--- start AVAILABLE RECORDS ---

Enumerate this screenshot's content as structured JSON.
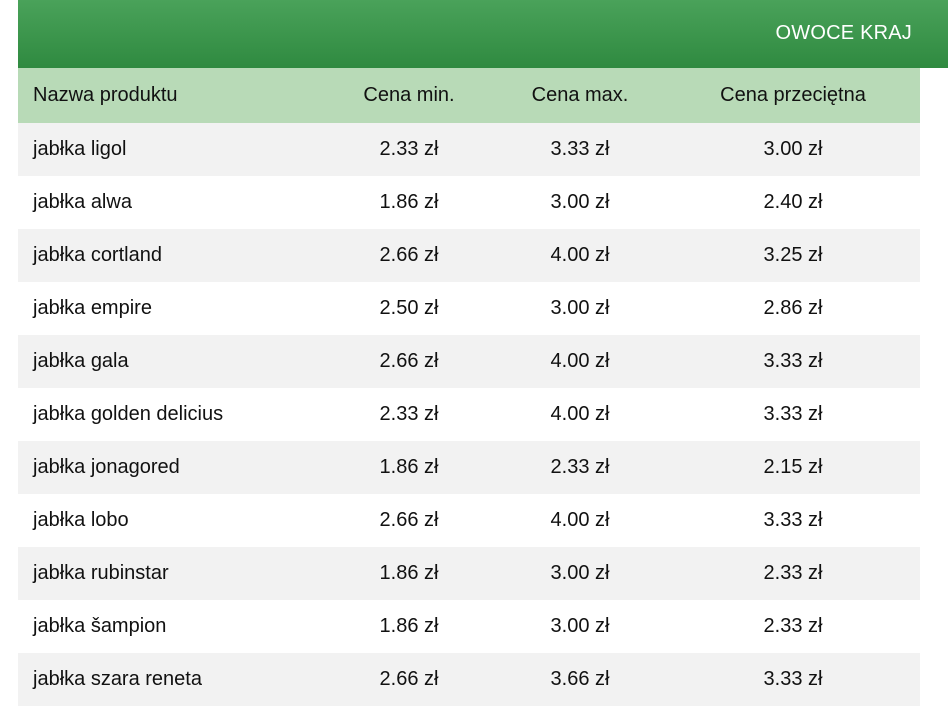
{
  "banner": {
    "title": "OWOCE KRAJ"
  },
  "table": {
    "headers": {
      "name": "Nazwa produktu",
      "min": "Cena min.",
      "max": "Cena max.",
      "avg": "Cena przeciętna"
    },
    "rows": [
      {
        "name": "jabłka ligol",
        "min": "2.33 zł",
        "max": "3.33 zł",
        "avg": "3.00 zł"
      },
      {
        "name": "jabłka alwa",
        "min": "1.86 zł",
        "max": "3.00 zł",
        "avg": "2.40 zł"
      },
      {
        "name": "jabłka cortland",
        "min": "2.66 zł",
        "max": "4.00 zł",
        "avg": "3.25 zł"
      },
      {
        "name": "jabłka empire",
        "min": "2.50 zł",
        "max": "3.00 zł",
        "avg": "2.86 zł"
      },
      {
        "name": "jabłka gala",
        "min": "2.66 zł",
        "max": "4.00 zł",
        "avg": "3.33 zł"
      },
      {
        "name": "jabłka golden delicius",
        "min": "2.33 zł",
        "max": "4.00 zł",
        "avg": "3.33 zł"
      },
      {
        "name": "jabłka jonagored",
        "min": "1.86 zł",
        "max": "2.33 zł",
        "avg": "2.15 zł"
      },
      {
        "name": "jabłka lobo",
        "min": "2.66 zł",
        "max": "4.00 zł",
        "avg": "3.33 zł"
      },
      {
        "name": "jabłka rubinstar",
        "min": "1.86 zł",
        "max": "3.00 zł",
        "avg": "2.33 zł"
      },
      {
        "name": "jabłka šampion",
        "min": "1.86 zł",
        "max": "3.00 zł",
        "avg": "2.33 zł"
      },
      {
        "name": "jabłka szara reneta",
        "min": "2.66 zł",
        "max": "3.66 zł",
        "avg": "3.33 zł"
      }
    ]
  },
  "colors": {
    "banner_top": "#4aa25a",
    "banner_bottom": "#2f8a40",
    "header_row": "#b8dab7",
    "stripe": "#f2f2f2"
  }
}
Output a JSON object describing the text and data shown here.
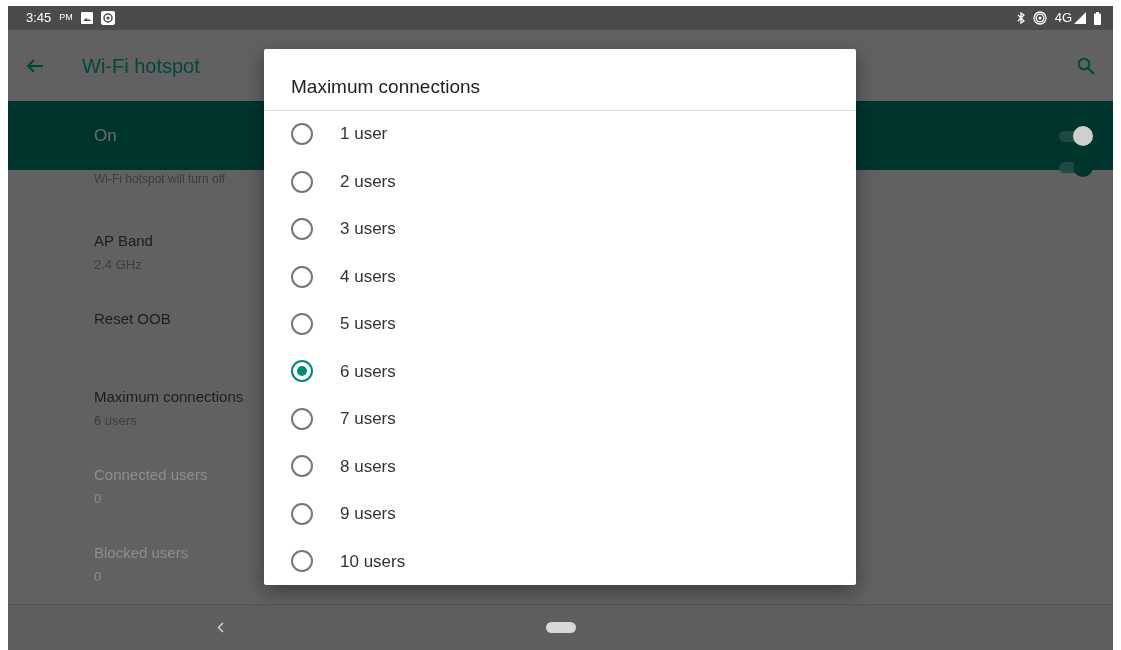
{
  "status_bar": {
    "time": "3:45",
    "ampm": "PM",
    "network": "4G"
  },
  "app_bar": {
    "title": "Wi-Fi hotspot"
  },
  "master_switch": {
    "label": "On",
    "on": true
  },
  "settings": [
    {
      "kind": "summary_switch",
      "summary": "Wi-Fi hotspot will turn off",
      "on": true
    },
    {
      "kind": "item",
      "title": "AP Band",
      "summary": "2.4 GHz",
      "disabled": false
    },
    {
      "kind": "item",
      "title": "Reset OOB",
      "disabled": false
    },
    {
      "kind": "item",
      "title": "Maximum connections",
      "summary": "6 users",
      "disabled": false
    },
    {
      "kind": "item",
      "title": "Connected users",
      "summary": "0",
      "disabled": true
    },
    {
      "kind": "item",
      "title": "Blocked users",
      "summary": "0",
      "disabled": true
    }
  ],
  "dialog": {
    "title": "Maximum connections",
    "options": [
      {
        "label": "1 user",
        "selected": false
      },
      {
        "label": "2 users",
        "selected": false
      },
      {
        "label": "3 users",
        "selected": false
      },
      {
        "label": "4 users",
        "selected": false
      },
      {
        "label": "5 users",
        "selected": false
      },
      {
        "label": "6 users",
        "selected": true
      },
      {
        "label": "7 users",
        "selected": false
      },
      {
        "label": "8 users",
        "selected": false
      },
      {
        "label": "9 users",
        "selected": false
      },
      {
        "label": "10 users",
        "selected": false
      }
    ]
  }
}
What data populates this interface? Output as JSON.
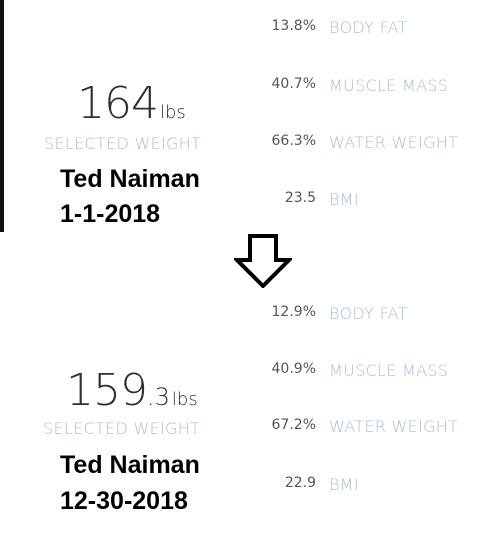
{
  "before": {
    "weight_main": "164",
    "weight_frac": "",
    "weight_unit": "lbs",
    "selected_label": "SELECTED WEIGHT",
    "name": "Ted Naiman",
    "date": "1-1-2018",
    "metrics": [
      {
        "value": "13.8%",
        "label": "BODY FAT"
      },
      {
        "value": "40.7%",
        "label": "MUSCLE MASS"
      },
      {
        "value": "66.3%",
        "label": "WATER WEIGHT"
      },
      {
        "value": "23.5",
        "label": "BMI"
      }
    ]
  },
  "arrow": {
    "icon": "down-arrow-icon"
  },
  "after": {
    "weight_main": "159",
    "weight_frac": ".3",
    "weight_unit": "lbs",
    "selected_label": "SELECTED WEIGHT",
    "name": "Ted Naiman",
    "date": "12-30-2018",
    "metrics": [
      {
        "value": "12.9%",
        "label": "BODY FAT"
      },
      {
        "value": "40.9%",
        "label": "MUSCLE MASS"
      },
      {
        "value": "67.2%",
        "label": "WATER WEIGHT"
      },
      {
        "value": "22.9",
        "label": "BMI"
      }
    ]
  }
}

--- end AVAILABLE RECORDS ---

■ WHAT THE TASK ASKS
Above are records with pictures; repeat the records exactly and leave the pictures out.

■ RESPONSE TO THIS EXERCISE
Enumerate this screenshot's content as structured JSON.
{
  "banner": {
    "title": "OWOCE KRAJ"
  },
  "table": {
    "headers": {
      "name": "Nazwa produktu",
      "min": "Cena min.",
      "max": "Cena max.",
      "avg": "Cena przeciętna"
    },
    "rows": [
      {
        "name": "jabłka ligol",
        "min": "2.33 zł",
        "max": "3.33 zł",
        "avg": "3.00 zł"
      },
      {
        "name": "jabłka alwa",
        "min": "1.86 zł",
        "max": "3.00 zł",
        "avg": "2.40 zł"
      },
      {
        "name": "jabłka cortland",
        "min": "2.66 zł",
        "max": "4.00 zł",
        "avg": "3.25 zł"
      },
      {
        "name": "jabłka empire",
        "min": "2.50 zł",
        "max": "3.00 zł",
        "avg": "2.86 zł"
      },
      {
        "name": "jabłka gala",
        "min": "2.66 zł",
        "max": "4.00 zł",
        "avg": "3.33 zł"
      },
      {
        "name": "jabłka golden delicius",
        "min": "2.33 zł",
        "max": "4.00 zł",
        "avg": "3.33 zł"
      },
      {
        "name": "jabłka jonagored",
        "min": "1.86 zł",
        "max": "2.33 zł",
        "avg": "2.15 zł"
      },
      {
        "name": "jabłka lobo",
        "min": "2.66 zł",
        "max": "4.00 zł",
        "avg": "3.33 zł"
      },
      {
        "name": "jabłka rubinstar",
        "min": "1.86 zł",
        "max": "3.00 zł",
        "avg": "2.33 zł"
      },
      {
        "name": "jabłka šampion",
        "min": "1.86 zł",
        "max": "3.00 zł",
        "avg": "2.33 zł"
      },
      {
        "name": "jabłka szara reneta",
        "min": "2.66 zł",
        "max": "3.66 zł",
        "avg": "3.33 zł"
      }
    ]
  },
  "colors": {
    "banner_top": "#4aa25a",
    "banner_bottom": "#2f8a40",
    "header_row": "#b8dab7",
    "stripe": "#f2f2f2"
  }
}
Output a JSON object describing the text and data shown here.
{
  "status_bar": {
    "time": "3:45",
    "ampm": "PM",
    "network": "4G"
  },
  "app_bar": {
    "title": "Wi-Fi hotspot"
  },
  "master_switch": {
    "label": "On",
    "on": true
  },
  "settings": [
    {
      "kind": "summary_switch",
      "summary": "Wi-Fi hotspot will turn off",
      "on": true
    },
    {
      "kind": "item",
      "title": "AP Band",
      "summary": "2.4 GHz",
      "disabled": false
    },
    {
      "kind": "item",
      "title": "Reset OOB",
      "disabled": false
    },
    {
      "kind": "item",
      "title": "Maximum connections",
      "summary": "6 users",
      "disabled": false
    },
    {
      "kind": "item",
      "title": "Connected users",
      "summary": "0",
      "disabled": true
    },
    {
      "kind": "item",
      "title": "Blocked users",
      "summary": "0",
      "disabled": true
    }
  ],
  "dialog": {
    "title": "Maximum connections",
    "options": [
      {
        "label": "1 user",
        "selected": false
      },
      {
        "label": "2 users",
        "selected": false
      },
      {
        "label": "3 users",
        "selected": false
      },
      {
        "label": "4 users",
        "selected": false
      },
      {
        "label": "5 users",
        "selected": false
      },
      {
        "label": "6 users",
        "selected": true
      },
      {
        "label": "7 users",
        "selected": false
      },
      {
        "label": "8 users",
        "selected": false
      },
      {
        "label": "9 users",
        "selected": false
      },
      {
        "label": "10 users",
        "selected": false
      }
    ]
  }
}
What data populates this interface? Output as JSON.
{
  "before": {
    "weight_main": "164",
    "weight_frac": "",
    "weight_unit": "lbs",
    "selected_label": "SELECTED WEIGHT",
    "name": "Ted Naiman",
    "date": "1-1-2018",
    "metrics": [
      {
        "value": "13.8%",
        "label": "BODY FAT"
      },
      {
        "value": "40.7%",
        "label": "MUSCLE MASS"
      },
      {
        "value": "66.3%",
        "label": "WATER WEIGHT"
      },
      {
        "value": "23.5",
        "label": "BMI"
      }
    ]
  },
  "arrow": {
    "icon": "down-arrow-icon"
  },
  "after": {
    "weight_main": "159",
    "weight_frac": ".3",
    "weight_unit": "lbs",
    "selected_label": "SELECTED WEIGHT",
    "name": "Ted Naiman",
    "date": "12-30-2018",
    "metrics": [
      {
        "value": "12.9%",
        "label": "BODY FAT"
      },
      {
        "value": "40.9%",
        "label": "MUSCLE MASS"
      },
      {
        "value": "67.2%",
        "label": "WATER WEIGHT"
      },
      {
        "value": "22.9",
        "label": "BMI"
      }
    ]
  }
}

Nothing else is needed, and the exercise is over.